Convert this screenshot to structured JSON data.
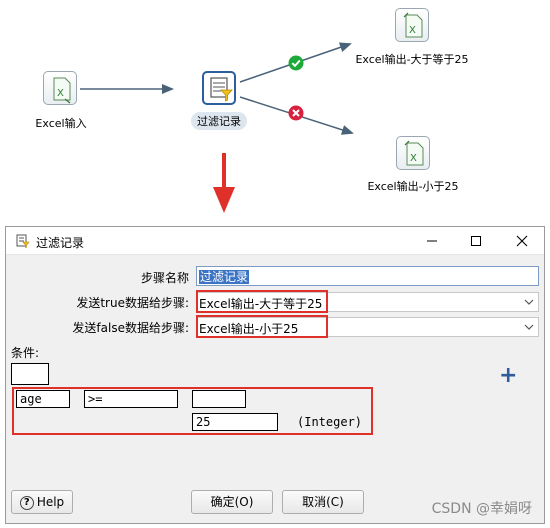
{
  "flow": {
    "nodes": {
      "excel_input": {
        "label": "Excel输入",
        "icon": "excel-file-icon"
      },
      "filter": {
        "label": "过滤记录",
        "icon": "filter-rows-icon"
      },
      "excel_output_ge": {
        "label": "Excel输出-大于等于25",
        "icon": "excel-file-icon"
      },
      "excel_output_lt": {
        "label": "Excel输出-小于25",
        "icon": "excel-file-icon"
      }
    },
    "hops": {
      "true_icon": "check-circle-icon",
      "false_icon": "x-circle-icon"
    },
    "colors": {
      "hop_line": "#4a6278",
      "true": "#1eaa3a",
      "false": "#d8213c",
      "arrow": "#e0302a"
    }
  },
  "dialog": {
    "title": "过滤记录",
    "step_name_label": "步骤名称",
    "step_name_value": "过滤记录",
    "send_true_label": "发送true数据给步骤:",
    "send_true_value": "Excel输出-大于等于25",
    "send_false_label": "发送false数据给步骤:",
    "send_false_value": "Excel输出-小于25",
    "condition_label": "条件:",
    "condition": {
      "field": "age",
      "operator": ">=",
      "value": "25",
      "value_type": "(Integer)"
    },
    "buttons": {
      "help": "Help",
      "ok": "确定(O)",
      "cancel": "取消(C)"
    }
  },
  "watermark": "CSDN @幸娟呀",
  "accent_color": "#3b74c5"
}
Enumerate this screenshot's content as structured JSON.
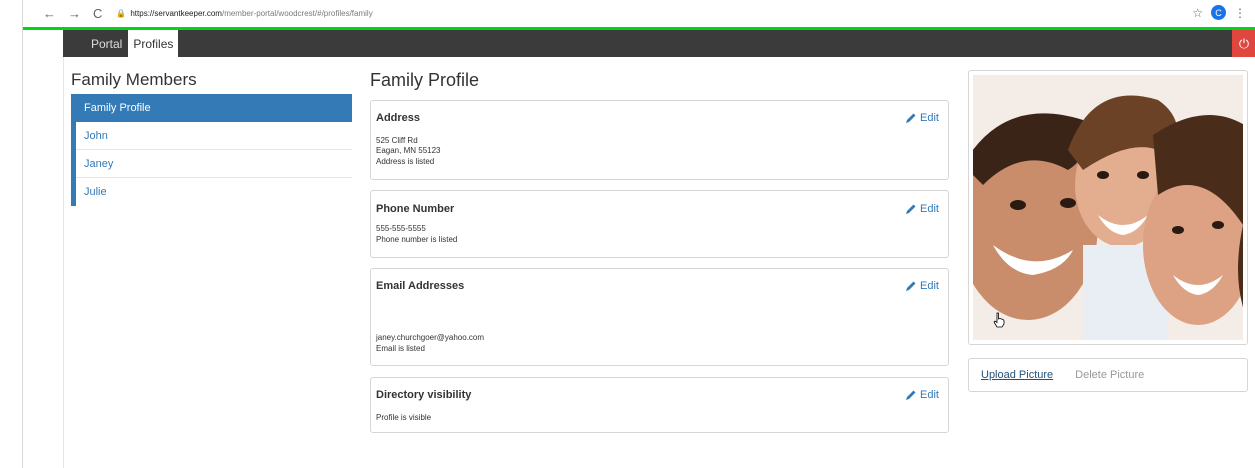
{
  "browser": {
    "url_host": "https://servantkeeper.com",
    "url_path": "/member-portal/woodcrest/#/profiles/family",
    "profile_initial": "C",
    "back_glyph": "←",
    "forward_glyph": "→",
    "reload_glyph": "C",
    "star_glyph": "☆",
    "menu_glyph": "⋮"
  },
  "topnav": {
    "tabs": [
      {
        "label": "Portal",
        "active": false
      },
      {
        "label": "Profiles",
        "active": true
      }
    ],
    "power_glyph": "⏻",
    "power_color": "#e0463d"
  },
  "sidebar": {
    "title": "Family Members",
    "items": [
      {
        "label": "Family Profile",
        "active": true
      },
      {
        "label": "John"
      },
      {
        "label": "Janey"
      },
      {
        "label": "Julie"
      }
    ]
  },
  "main": {
    "title": "Family Profile",
    "edit_label": "Edit",
    "cards": {
      "address": {
        "title": "Address",
        "lines": [
          "525 Cliff Rd",
          "Eagan, MN 55123",
          "Address is listed"
        ]
      },
      "phone": {
        "title": "Phone Number",
        "lines": [
          "555-555-5555",
          "Phone number is listed"
        ]
      },
      "email": {
        "title": "Email Addresses",
        "lines": [
          "janey.churchgoer@yahoo.com",
          "Email is listed"
        ]
      },
      "directory": {
        "title": "Directory visibility",
        "lines": [
          "Profile is visible"
        ]
      }
    }
  },
  "picture": {
    "upload_label": "Upload Picture",
    "delete_label": "Delete Picture"
  },
  "colors": {
    "accent": "#337ab7",
    "green_bar": "#00d51a",
    "nav_bg": "#3b3b3b"
  }
}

--- --- ---

* Challenge: In the records above, how many lines include the string "Excel输出"? Answer with only the number.

* Task result: 4